**INFORMATION PROVIDED:**
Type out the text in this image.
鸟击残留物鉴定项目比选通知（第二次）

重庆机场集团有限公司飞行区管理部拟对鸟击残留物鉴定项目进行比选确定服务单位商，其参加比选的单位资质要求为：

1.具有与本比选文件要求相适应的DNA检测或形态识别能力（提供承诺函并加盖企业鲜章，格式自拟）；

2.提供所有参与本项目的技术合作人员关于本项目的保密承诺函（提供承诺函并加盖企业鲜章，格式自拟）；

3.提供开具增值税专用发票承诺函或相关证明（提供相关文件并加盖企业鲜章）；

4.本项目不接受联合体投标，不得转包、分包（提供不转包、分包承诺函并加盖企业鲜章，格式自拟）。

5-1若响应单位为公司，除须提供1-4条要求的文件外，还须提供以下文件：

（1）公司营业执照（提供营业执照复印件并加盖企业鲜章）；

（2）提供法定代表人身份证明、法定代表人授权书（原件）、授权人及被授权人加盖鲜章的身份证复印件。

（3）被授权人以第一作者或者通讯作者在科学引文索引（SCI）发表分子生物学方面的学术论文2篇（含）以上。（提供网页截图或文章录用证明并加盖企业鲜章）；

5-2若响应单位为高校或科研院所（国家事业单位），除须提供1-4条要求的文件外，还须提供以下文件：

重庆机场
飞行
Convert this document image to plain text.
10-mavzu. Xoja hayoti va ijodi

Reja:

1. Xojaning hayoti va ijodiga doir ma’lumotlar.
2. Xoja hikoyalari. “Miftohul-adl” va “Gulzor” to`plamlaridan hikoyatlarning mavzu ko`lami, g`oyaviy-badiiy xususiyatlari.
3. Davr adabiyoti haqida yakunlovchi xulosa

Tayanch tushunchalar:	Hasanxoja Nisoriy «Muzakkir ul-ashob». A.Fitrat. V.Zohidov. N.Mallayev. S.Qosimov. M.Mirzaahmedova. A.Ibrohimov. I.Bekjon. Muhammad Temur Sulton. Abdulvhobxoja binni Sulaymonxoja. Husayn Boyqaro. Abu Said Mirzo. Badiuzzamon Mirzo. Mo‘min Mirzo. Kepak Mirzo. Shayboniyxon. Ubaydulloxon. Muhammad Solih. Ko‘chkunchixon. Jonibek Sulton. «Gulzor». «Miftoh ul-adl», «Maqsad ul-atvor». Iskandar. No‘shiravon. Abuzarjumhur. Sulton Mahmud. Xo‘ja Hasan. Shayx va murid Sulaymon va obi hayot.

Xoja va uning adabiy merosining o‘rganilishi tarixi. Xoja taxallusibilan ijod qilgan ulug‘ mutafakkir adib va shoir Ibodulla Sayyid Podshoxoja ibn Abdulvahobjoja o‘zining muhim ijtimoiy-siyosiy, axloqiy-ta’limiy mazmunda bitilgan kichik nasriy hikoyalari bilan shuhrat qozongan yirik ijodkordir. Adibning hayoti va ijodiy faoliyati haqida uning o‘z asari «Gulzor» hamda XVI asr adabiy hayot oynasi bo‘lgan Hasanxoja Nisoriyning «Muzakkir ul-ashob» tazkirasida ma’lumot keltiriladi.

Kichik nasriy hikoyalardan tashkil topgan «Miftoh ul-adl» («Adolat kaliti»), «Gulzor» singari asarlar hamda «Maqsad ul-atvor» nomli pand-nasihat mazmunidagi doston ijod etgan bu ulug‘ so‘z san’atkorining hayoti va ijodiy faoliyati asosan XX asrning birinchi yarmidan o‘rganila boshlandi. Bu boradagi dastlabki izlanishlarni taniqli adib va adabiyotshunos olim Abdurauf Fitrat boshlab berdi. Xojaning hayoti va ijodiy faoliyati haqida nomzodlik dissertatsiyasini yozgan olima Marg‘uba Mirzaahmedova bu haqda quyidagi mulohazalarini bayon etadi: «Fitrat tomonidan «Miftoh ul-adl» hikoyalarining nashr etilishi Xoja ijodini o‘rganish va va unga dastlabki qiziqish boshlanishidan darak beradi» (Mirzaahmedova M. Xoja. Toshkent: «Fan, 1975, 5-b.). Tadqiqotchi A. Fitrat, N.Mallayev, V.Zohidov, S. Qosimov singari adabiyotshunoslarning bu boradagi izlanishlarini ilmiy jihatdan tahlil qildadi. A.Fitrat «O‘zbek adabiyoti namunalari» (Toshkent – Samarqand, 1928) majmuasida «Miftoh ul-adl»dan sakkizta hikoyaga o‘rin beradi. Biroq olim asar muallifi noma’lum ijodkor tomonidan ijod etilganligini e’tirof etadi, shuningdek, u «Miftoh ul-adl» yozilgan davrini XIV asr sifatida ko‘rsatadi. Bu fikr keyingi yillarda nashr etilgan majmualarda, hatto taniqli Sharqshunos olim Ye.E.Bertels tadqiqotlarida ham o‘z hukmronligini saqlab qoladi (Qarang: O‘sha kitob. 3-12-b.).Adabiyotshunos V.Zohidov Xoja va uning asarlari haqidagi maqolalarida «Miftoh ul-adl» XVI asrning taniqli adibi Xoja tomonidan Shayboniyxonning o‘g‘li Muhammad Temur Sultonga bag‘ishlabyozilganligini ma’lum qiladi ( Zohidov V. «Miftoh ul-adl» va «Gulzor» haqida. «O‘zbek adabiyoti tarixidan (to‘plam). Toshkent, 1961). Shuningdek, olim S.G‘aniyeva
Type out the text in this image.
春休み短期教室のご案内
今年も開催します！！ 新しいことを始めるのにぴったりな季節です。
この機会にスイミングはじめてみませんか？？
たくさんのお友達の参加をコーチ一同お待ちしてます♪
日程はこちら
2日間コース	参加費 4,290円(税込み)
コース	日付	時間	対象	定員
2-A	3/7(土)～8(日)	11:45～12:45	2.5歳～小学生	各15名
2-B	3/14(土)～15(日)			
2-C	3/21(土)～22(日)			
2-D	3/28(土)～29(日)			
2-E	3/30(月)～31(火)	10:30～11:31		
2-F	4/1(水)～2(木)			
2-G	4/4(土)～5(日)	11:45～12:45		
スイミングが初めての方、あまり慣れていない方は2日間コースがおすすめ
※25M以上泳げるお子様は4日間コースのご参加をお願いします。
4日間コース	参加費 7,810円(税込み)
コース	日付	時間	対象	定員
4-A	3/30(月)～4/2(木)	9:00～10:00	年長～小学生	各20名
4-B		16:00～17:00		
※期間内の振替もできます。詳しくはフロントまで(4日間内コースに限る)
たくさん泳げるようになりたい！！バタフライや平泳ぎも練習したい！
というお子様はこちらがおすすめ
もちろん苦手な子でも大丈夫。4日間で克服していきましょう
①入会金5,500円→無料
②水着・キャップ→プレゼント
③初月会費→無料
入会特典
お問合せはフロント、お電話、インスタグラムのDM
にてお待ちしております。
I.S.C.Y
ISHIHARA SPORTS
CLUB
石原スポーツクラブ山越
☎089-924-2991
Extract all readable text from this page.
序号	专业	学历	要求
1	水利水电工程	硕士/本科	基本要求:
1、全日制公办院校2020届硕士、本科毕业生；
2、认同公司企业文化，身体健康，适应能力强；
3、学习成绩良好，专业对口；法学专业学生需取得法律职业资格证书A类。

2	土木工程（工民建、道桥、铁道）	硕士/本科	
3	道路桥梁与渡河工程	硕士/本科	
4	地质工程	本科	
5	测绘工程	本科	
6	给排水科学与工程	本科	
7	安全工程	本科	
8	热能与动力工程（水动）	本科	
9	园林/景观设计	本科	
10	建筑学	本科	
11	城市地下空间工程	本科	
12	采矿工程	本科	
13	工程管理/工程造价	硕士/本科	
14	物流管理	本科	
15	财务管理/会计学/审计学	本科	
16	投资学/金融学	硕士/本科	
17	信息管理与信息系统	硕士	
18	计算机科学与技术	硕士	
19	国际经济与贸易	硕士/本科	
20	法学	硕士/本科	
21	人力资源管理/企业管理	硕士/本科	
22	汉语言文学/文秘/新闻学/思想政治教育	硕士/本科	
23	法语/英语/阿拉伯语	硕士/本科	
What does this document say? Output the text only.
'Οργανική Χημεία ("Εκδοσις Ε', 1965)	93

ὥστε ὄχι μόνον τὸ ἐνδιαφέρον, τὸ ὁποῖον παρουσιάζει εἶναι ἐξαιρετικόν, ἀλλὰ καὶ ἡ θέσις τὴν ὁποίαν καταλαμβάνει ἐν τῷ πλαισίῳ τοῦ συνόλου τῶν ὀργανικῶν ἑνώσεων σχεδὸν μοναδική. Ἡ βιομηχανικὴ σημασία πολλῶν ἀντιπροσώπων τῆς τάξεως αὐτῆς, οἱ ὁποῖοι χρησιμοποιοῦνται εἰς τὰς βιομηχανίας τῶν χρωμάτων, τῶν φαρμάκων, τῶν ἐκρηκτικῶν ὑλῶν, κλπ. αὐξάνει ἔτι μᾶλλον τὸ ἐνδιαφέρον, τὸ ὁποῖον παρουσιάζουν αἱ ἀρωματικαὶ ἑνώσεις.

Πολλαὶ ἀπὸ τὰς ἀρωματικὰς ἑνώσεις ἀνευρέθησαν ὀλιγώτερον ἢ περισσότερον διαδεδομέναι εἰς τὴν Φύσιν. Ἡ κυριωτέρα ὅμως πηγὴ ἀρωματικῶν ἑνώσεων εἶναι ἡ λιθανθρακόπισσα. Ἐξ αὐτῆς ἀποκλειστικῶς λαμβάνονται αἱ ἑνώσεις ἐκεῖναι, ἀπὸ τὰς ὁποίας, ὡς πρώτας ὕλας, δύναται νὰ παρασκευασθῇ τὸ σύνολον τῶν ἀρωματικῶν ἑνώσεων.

**EXERCISE PROMPT:** The word "this" appears in how many lines of the records? Give the number only.

**THE REPLY:** 5